WHAT NEEDS TO BE DONE >> Return the lines below that carry the word "Britain".

EXCERPTED DATA >>
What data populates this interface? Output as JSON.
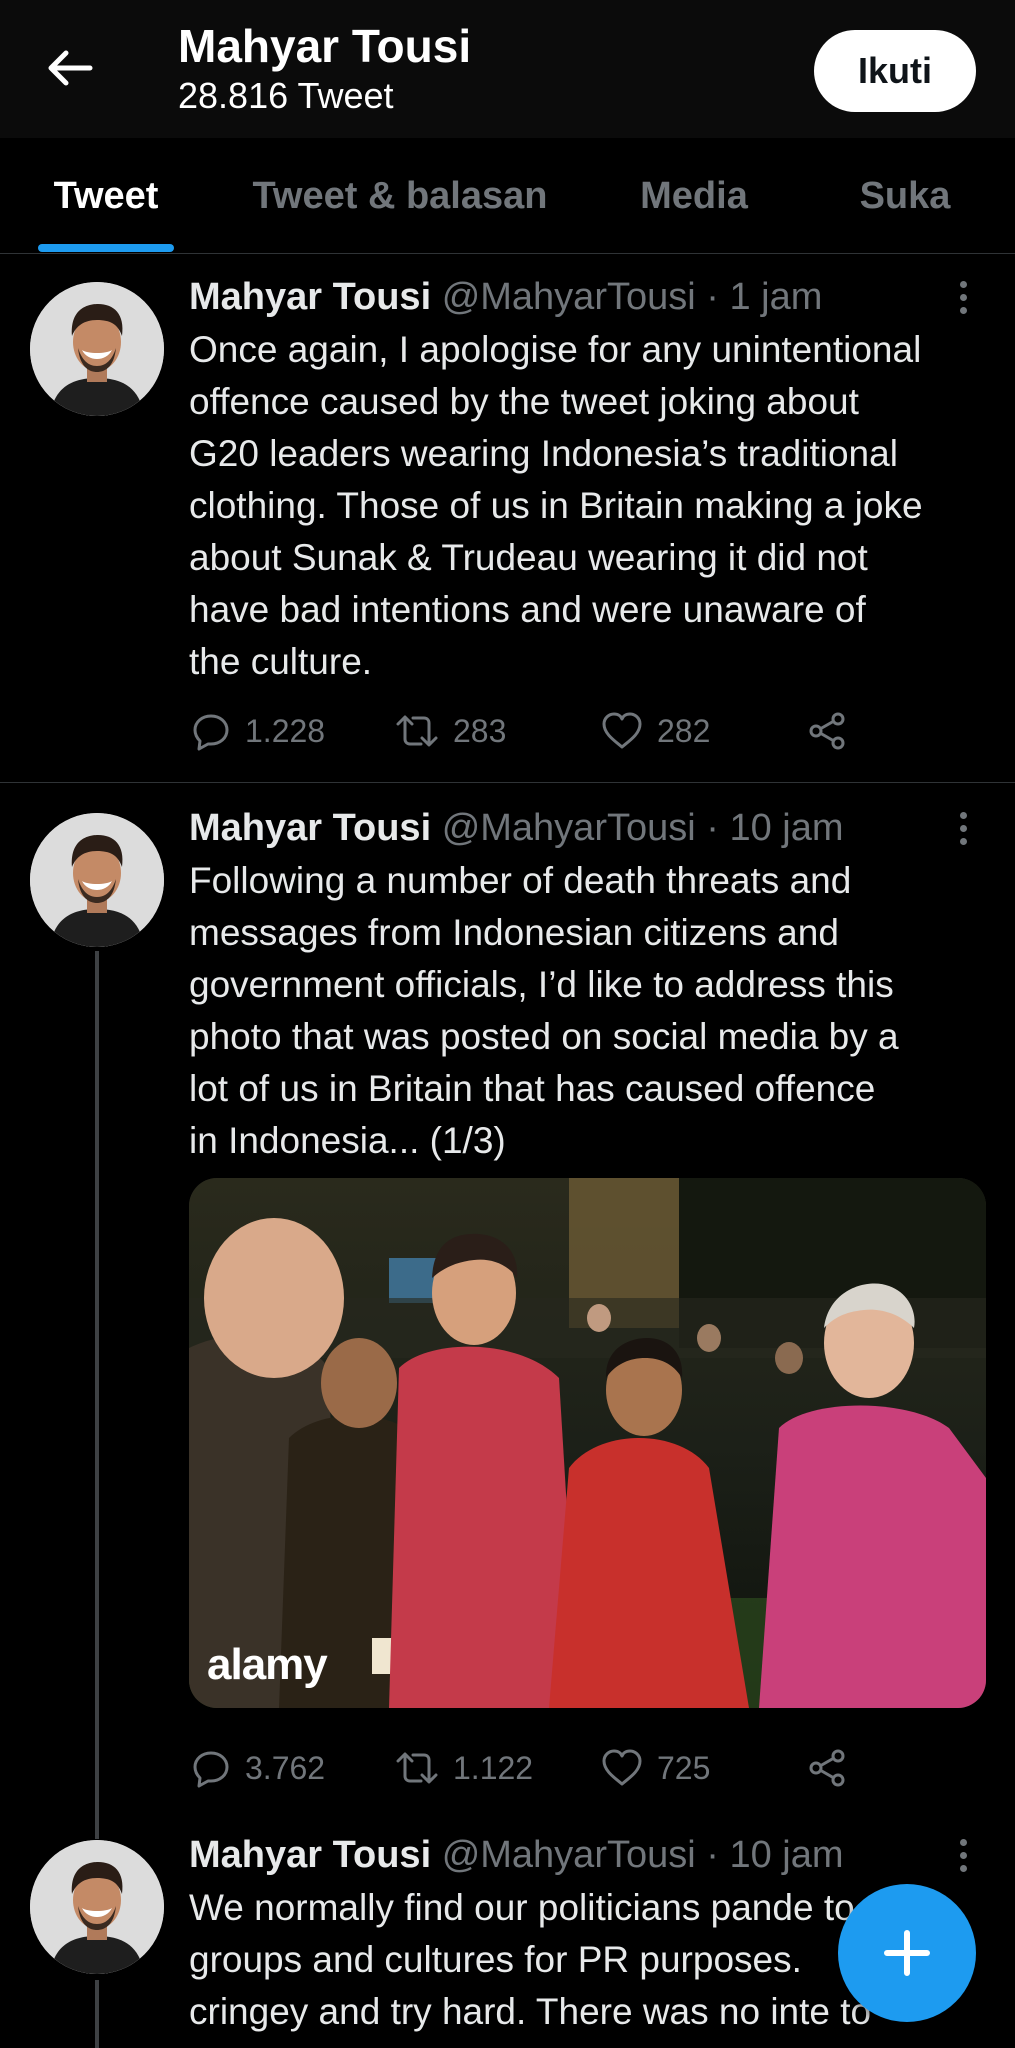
{
  "header": {
    "name": "Mahyar Tousi",
    "tweet_count": "28.816 Tweet",
    "follow_label": "Ikuti"
  },
  "tabs": [
    {
      "label": "Tweet",
      "active": true
    },
    {
      "label": "Tweet & balasan",
      "active": false
    },
    {
      "label": "Media",
      "active": false
    },
    {
      "label": "Suka",
      "active": false
    }
  ],
  "tweets": [
    {
      "name": "Mahyar Tousi",
      "handle": "@MahyarTousi",
      "time": "· 1 jam",
      "text": "Once again, I apologise for any unintentional\noffence caused by the tweet joking about\nG20 leaders wearing Indonesia’s traditional\nclothing. Those of us in Britain making a joke\nabout Sunak & Trudeau wearing it did not\nhave bad intentions and were unaware of\nthe culture.",
      "replies": "1.228",
      "retweets": "283",
      "likes": "282"
    },
    {
      "name": "Mahyar Tousi",
      "handle": "@MahyarTousi",
      "time": "· 10 jam",
      "text": "Following a number of death threats and\nmessages from Indonesian citizens and\ngovernment officials, I’d like to address this\nphoto that was posted on social media by a\nlot of us in Britain that has caused offence\nin Indonesia... (1/3)",
      "media_watermark": "alamy",
      "replies": "3.762",
      "retweets": "1.122",
      "likes": "725"
    },
    {
      "name": "Mahyar Tousi",
      "handle": "@MahyarTousi",
      "time": "· 10 jam",
      "text": "We normally find our politicians pande      to\ngroups and cultures for PR purposes.\ncringey and try hard. There was no inte     to"
    }
  ],
  "colors": {
    "accent": "#1d9bf0",
    "background": "#000000",
    "secondary_text": "#71767b"
  },
  "icons": {
    "back": "arrow-left-icon",
    "reply": "reply-bubble-icon",
    "retweet": "retweet-icon",
    "like": "heart-icon",
    "share": "share-icon",
    "more": "more-vertical-icon",
    "compose": "plus-icon"
  }
}
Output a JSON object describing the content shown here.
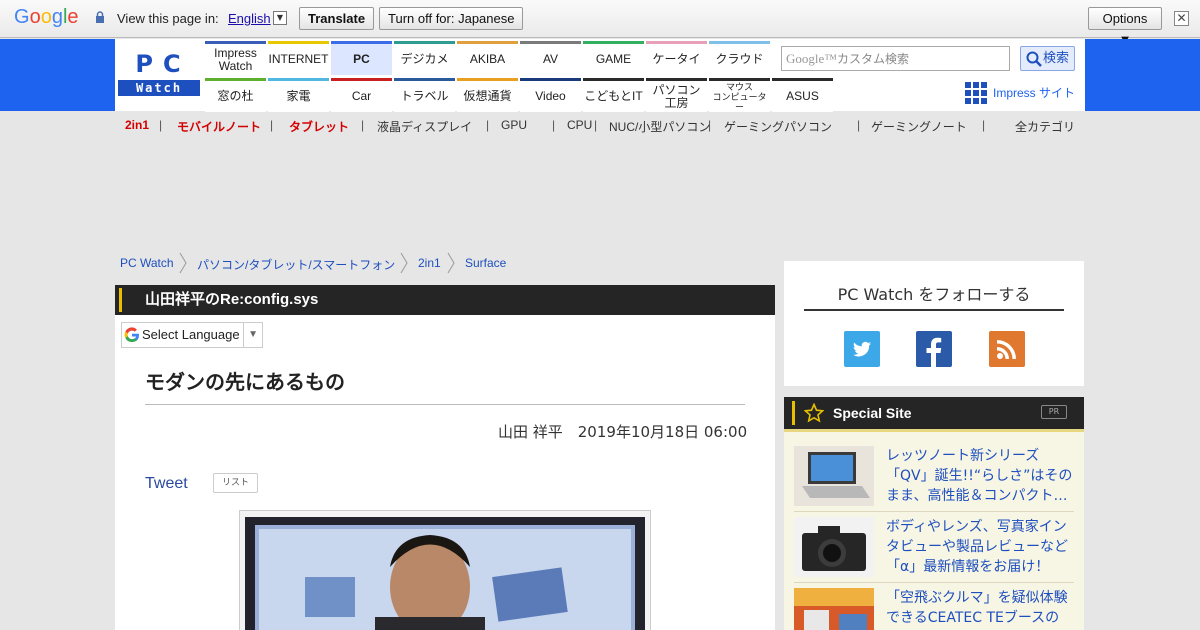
{
  "translate_bar": {
    "logo": "Google",
    "view_text": "View this page in:",
    "language": "English",
    "translate_label": "Translate",
    "turn_off_label": "Turn off for: Japanese",
    "options_label": "Options ▼",
    "close_glyph": "✕"
  },
  "header": {
    "logo_pc": "PC",
    "logo_watch": "Watch",
    "nav_top": [
      {
        "label": "Impress\nWatch",
        "color": "#3a5db8"
      },
      {
        "label": "INTERNET",
        "color": "#e8c800"
      },
      {
        "label": "PC",
        "color": "#3c6ce8"
      },
      {
        "label": "デジカメ",
        "color": "#2e9c92"
      },
      {
        "label": "AKIBA",
        "color": "#e0a040"
      },
      {
        "label": "AV",
        "color": "#7a7a7a"
      },
      {
        "label": "GAME",
        "color": "#30b060"
      },
      {
        "label": "ケータイ",
        "color": "#e8a0b8"
      },
      {
        "label": "クラウド",
        "color": "#80c0e8"
      }
    ],
    "nav_bottom": [
      {
        "label": "窓の杜",
        "color": "#60b030"
      },
      {
        "label": "家電",
        "color": "#50b8e0"
      },
      {
        "label": "Car",
        "color": "#c82020"
      },
      {
        "label": "トラベル",
        "color": "#2a5a9a"
      },
      {
        "label": "仮想通貨",
        "color": "#e8a020"
      },
      {
        "label": "Video",
        "color": "#1a3a7a"
      },
      {
        "label": "こどもとIT",
        "color": "#2a2a2a"
      },
      {
        "label": "パソコン\n工房",
        "color": "#2a2a2a"
      },
      {
        "label": "マウス\nコンピューター",
        "color": "#2a2a2a"
      },
      {
        "label": "ASUS",
        "color": "#2a2a2a"
      }
    ],
    "search_placeholder_brand": "Google™",
    "search_placeholder": "カスタム検索",
    "search_button": "検索",
    "impress_site": "Impress サイト"
  },
  "categories": [
    {
      "label": "2in1",
      "highlight": true
    },
    {
      "label": "モバイルノート",
      "highlight": true
    },
    {
      "label": "タブレット",
      "highlight": true
    },
    {
      "label": "液晶ディスプレイ",
      "highlight": false
    },
    {
      "label": "GPU",
      "highlight": false
    },
    {
      "label": "CPU",
      "highlight": false
    },
    {
      "label": "NUC/小型パソコン",
      "highlight": false
    },
    {
      "label": "ゲーミングパソコン",
      "highlight": false
    },
    {
      "label": "ゲーミングノート",
      "highlight": false
    }
  ],
  "all_categories": "全カテゴリ",
  "breadcrumb": [
    "PC Watch",
    "パソコン/タブレット/スマートフォン",
    "2in1",
    "Surface"
  ],
  "article": {
    "series": "山田祥平のRe:config.sys",
    "language_select": "Select Language",
    "title": "モダンの先にあるもの",
    "byline": "山田 祥平　2019年10月18日 06:00",
    "tweet": "Tweet",
    "list_tag": "リスト"
  },
  "sidebar": {
    "follow_title": "PC Watch をフォローする",
    "special_title": "Special Site",
    "pr": "PR",
    "items": [
      {
        "text": "レッツノート新シリーズ「QV」誕生!!“らしさ”はそのまま、高性能＆コンパクト…"
      },
      {
        "text": "ボディやレンズ、写真家インタビューや製品レビューなど「α」最新情報をお届け！"
      },
      {
        "text": "「空飛ぶクルマ」を疑似体験できるCEATEC TEブースの"
      }
    ]
  },
  "colors": {
    "brand_blue": "#1e63f0",
    "twitter": "#3ca8e8",
    "facebook": "#2a5aa8",
    "rss": "#e07830",
    "accent_yellow": "#e6c000"
  }
}
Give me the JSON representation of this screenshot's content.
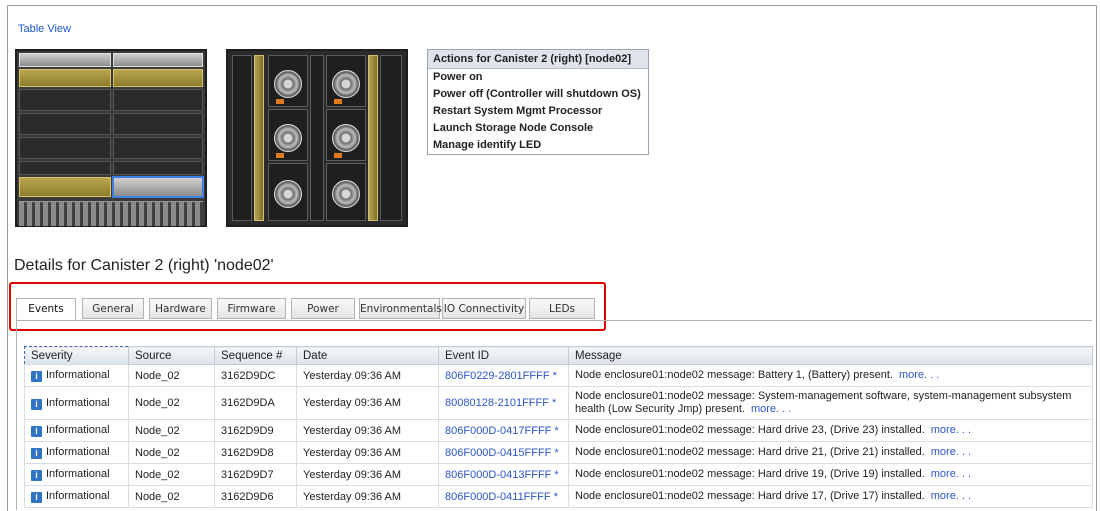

SOLUTION TO THE PROBLEM >>
      "text": "Once again, I apologise for any unintentional\noffence caused by the tweet joking about\nG20 leaders wearing Indonesia’s traditional\nclothing. Those of us in Britain making a joke\nabout Sunak & Trudeau wearing it did not\nhave bad intentions and were unaware of\nthe culture.",
      "text": "Following a number of death threats and\nmessages from Indonesian citizens and\ngovernment officials, I’d like to address this\nphoto that was posted on social media by a\nlot of us in Britain that has caused offence\nin Indonesia... (1/3)",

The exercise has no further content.